*** Provided data

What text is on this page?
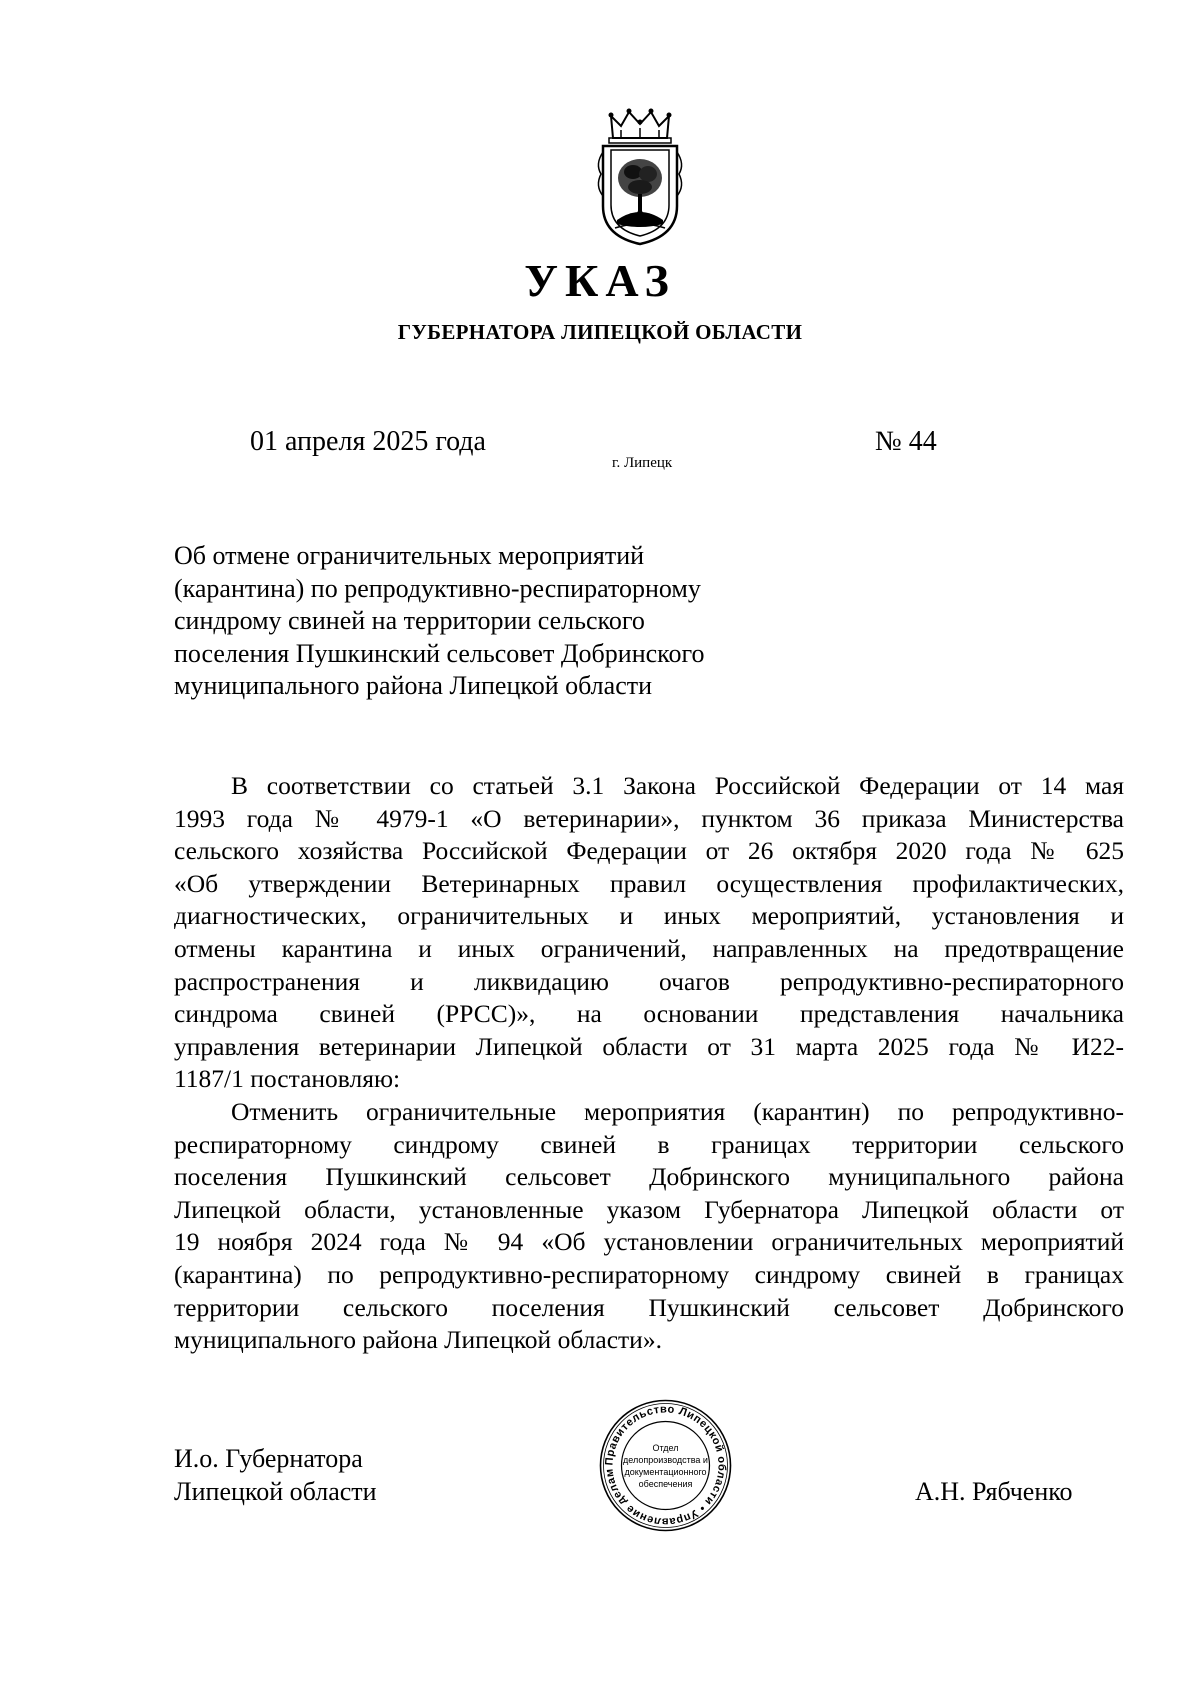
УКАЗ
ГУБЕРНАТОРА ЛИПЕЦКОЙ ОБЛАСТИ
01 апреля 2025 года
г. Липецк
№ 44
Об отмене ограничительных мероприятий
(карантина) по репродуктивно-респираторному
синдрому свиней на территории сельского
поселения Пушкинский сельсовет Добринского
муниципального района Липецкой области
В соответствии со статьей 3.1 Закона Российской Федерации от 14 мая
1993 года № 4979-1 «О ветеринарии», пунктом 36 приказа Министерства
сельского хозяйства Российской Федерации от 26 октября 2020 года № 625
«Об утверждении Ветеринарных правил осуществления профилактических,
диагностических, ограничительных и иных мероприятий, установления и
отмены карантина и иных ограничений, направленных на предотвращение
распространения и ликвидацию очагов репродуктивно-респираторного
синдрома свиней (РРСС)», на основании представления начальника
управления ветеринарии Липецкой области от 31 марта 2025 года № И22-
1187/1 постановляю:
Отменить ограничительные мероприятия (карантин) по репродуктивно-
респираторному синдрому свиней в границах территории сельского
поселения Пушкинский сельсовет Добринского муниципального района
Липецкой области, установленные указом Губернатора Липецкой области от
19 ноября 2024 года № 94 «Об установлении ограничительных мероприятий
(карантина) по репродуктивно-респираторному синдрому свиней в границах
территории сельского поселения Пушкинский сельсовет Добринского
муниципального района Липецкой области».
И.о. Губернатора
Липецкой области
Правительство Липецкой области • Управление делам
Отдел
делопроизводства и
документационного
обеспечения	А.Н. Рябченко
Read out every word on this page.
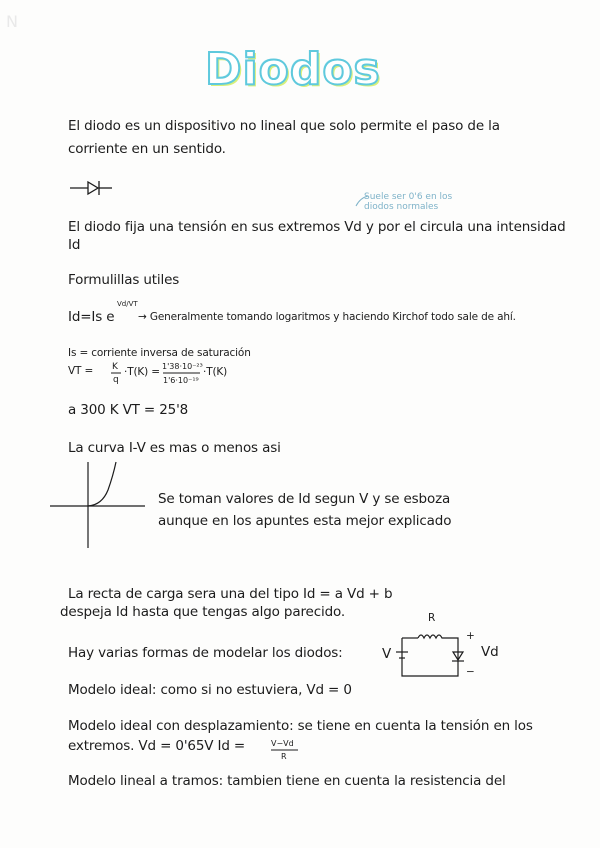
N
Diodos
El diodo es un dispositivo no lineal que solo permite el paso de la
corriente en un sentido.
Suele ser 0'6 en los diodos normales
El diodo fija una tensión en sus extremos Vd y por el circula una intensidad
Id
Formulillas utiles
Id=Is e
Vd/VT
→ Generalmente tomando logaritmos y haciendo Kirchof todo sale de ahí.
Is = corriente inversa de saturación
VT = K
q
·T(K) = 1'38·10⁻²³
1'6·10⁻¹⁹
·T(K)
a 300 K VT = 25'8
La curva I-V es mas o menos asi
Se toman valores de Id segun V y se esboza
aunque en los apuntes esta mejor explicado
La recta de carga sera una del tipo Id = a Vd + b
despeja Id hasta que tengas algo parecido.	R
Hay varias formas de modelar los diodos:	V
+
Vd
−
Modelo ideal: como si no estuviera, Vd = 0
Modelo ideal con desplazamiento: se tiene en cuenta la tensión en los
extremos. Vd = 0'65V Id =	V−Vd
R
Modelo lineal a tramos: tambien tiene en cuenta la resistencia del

******

### Exercise prompt
Filter the entries down to the lines containing "поселения". Copy each of those lines.

### Expected answer
поселения Пушкинский сельсовет Добринского
поселения Пушкинский сельсовет Добринского муниципального района
территории сельского поселения Пушкинский сельсовет Добринского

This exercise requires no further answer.